[Begin Data lines]

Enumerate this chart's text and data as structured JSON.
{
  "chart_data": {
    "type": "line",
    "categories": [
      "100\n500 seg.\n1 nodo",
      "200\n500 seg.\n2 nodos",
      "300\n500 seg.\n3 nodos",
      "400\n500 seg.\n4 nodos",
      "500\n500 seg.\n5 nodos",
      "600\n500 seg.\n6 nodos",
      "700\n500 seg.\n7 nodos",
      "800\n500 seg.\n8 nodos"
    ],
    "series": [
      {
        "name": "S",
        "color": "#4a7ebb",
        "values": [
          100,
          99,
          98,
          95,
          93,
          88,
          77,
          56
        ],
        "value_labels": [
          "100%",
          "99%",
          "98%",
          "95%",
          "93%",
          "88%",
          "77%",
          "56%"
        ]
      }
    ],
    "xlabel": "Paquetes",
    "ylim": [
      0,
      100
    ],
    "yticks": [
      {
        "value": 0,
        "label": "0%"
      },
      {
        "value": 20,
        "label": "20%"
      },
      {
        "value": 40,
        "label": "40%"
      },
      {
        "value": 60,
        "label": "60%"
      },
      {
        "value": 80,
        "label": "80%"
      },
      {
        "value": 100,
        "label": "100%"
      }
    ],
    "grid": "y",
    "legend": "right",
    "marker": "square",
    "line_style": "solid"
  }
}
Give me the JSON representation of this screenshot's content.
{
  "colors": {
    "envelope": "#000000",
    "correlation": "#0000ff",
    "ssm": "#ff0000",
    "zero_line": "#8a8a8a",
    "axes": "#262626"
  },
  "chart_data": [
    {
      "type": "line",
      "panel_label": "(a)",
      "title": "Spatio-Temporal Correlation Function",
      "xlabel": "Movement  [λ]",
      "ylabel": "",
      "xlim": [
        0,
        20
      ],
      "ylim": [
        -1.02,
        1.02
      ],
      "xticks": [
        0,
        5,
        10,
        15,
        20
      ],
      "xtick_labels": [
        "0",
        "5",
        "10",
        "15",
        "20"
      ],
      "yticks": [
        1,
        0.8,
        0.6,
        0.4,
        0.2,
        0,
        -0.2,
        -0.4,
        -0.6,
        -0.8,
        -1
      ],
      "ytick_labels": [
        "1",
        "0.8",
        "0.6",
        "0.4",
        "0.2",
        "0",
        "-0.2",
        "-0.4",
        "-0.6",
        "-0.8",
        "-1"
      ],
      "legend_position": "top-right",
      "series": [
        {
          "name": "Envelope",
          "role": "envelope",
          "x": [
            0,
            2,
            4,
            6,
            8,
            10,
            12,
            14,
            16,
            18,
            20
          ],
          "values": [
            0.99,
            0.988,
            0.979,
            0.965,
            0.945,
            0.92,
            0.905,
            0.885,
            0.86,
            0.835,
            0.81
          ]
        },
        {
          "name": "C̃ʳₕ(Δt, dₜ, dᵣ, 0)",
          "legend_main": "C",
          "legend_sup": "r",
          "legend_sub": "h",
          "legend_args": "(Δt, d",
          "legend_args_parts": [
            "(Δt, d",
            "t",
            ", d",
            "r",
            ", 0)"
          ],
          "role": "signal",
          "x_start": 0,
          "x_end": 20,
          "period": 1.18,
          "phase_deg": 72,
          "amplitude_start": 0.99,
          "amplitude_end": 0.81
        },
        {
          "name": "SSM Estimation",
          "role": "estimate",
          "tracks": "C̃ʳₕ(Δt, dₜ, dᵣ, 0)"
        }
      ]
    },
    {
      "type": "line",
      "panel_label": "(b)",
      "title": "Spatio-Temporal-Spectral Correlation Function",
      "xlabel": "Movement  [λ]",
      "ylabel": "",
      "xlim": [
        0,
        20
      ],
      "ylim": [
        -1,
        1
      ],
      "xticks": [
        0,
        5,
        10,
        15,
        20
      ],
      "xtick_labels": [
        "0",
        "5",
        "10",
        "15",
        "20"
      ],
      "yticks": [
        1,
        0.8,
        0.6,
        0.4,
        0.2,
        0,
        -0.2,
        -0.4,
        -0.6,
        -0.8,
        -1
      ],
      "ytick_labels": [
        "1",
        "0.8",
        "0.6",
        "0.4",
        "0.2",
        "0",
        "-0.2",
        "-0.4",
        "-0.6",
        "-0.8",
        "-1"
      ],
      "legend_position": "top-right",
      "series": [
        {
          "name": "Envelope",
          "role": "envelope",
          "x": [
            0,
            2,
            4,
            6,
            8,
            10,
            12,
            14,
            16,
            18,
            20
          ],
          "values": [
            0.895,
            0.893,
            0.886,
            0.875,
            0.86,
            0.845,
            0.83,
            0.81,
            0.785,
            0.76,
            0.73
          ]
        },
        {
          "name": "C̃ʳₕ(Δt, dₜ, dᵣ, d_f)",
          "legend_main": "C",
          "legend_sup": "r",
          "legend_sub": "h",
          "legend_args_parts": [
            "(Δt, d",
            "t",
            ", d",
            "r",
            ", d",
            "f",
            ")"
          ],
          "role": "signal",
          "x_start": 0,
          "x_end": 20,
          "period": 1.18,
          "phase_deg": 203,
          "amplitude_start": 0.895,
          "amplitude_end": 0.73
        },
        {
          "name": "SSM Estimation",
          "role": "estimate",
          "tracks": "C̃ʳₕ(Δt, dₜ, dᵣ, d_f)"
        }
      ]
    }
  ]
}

[End Data lines]

Given request:
Each entry above is to be quoted exactly.

Complete response:
Enumerate this chart's text and data as structured JSON.
{
  "chart_data": {
    "type": "line",
    "categories": [
      "100\n500 seg.\n1 nodo",
      "200\n500 seg.\n2 nodos",
      "300\n500 seg.\n3 nodos",
      "400\n500 seg.\n4 nodos",
      "500\n500 seg.\n5 nodos",
      "600\n500 seg.\n6 nodos",
      "700\n500 seg.\n7 nodos",
      "800\n500 seg.\n8 nodos"
    ],
    "series": [
      {
        "name": "S",
        "color": "#4a7ebb",
        "values": [
          100,
          99,
          98,
          95,
          93,
          88,
          77,
          56
        ],
        "value_labels": [
          "100%",
          "99%",
          "98%",
          "95%",
          "93%",
          "88%",
          "77%",
          "56%"
        ]
      }
    ],
    "xlabel": "Paquetes",
    "ylim": [
      0,
      100
    ],
    "yticks": [
      {
        "value": 0,
        "label": "0%"
      },
      {
        "value": 20,
        "label": "20%"
      },
      {
        "value": 40,
        "label": "40%"
      },
      {
        "value": 60,
        "label": "60%"
      },
      {
        "value": 80,
        "label": "80%"
      },
      {
        "value": 100,
        "label": "100%"
      }
    ],
    "grid": "y",
    "legend": "right",
    "marker": "square",
    "line_style": "solid"
  }
}
Give me the JSON representation of this screenshot's content.
{
  "colors": {
    "envelope": "#000000",
    "correlation": "#0000ff",
    "ssm": "#ff0000",
    "zero_line": "#8a8a8a",
    "axes": "#262626"
  },
  "chart_data": [
    {
      "type": "line",
      "panel_label": "(a)",
      "title": "Spatio-Temporal Correlation Function",
      "xlabel": "Movement  [λ]",
      "ylabel": "",
      "xlim": [
        0,
        20
      ],
      "ylim": [
        -1.02,
        1.02
      ],
      "xticks": [
        0,
        5,
        10,
        15,
        20
      ],
      "xtick_labels": [
        "0",
        "5",
        "10",
        "15",
        "20"
      ],
      "yticks": [
        1,
        0.8,
        0.6,
        0.4,
        0.2,
        0,
        -0.2,
        -0.4,
        -0.6,
        -0.8,
        -1
      ],
      "ytick_labels": [
        "1",
        "0.8",
        "0.6",
        "0.4",
        "0.2",
        "0",
        "-0.2",
        "-0.4",
        "-0.6",
        "-0.8",
        "-1"
      ],
      "legend_position": "top-right",
      "series": [
        {
          "name": "Envelope",
          "role": "envelope",
          "x": [
            0,
            2,
            4,
            6,
            8,
            10,
            12,
            14,
            16,
            18,
            20
          ],
          "values": [
            0.99,
            0.988,
            0.979,
            0.965,
            0.945,
            0.92,
            0.905,
            0.885,
            0.86,
            0.835,
            0.81
          ]
        },
        {
          "name": "C̃ʳₕ(Δt, dₜ, dᵣ, 0)",
          "legend_main": "C",
          "legend_sup": "r",
          "legend_sub": "h",
          "legend_args": "(Δt, d",
          "legend_args_parts": [
            "(Δt, d",
            "t",
            ", d",
            "r",
            ", 0)"
          ],
          "role": "signal",
          "x_start": 0,
          "x_end": 20,
          "period": 1.18,
          "phase_deg": 72,
          "amplitude_start": 0.99,
          "amplitude_end": 0.81
        },
        {
          "name": "SSM Estimation",
          "role": "estimate",
          "tracks": "C̃ʳₕ(Δt, dₜ, dᵣ, 0)"
        }
      ]
    },
    {
      "type": "line",
      "panel_label": "(b)",
      "title": "Spatio-Temporal-Spectral Correlation Function",
      "xlabel": "Movement  [λ]",
      "ylabel": "",
      "xlim": [
        0,
        20
      ],
      "ylim": [
        -1,
        1
      ],
      "xticks": [
        0,
        5,
        10,
        15,
        20
      ],
      "xtick_labels": [
        "0",
        "5",
        "10",
        "15",
        "20"
      ],
      "yticks": [
        1,
        0.8,
        0.6,
        0.4,
        0.2,
        0,
        -0.2,
        -0.4,
        -0.6,
        -0.8,
        -1
      ],
      "ytick_labels": [
        "1",
        "0.8",
        "0.6",
        "0.4",
        "0.2",
        "0",
        "-0.2",
        "-0.4",
        "-0.6",
        "-0.8",
        "-1"
      ],
      "legend_position": "top-right",
      "series": [
        {
          "name": "Envelope",
          "role": "envelope",
          "x": [
            0,
            2,
            4,
            6,
            8,
            10,
            12,
            14,
            16,
            18,
            20
          ],
          "values": [
            0.895,
            0.893,
            0.886,
            0.875,
            0.86,
            0.845,
            0.83,
            0.81,
            0.785,
            0.76,
            0.73
          ]
        },
        {
          "name": "C̃ʳₕ(Δt, dₜ, dᵣ, d_f)",
          "legend_main": "C",
          "legend_sup": "r",
          "legend_sub": "h",
          "legend_args_parts": [
            "(Δt, d",
            "t",
            ", d",
            "r",
            ", d",
            "f",
            ")"
          ],
          "role": "signal",
          "x_start": 0,
          "x_end": 20,
          "period": 1.18,
          "phase_deg": 203,
          "amplitude_start": 0.895,
          "amplitude_end": 0.73
        },
        {
          "name": "SSM Estimation",
          "role": "estimate",
          "tracks": "C̃ʳₕ(Δt, dₜ, dᵣ, d_f)"
        }
      ]
    }
  ]
}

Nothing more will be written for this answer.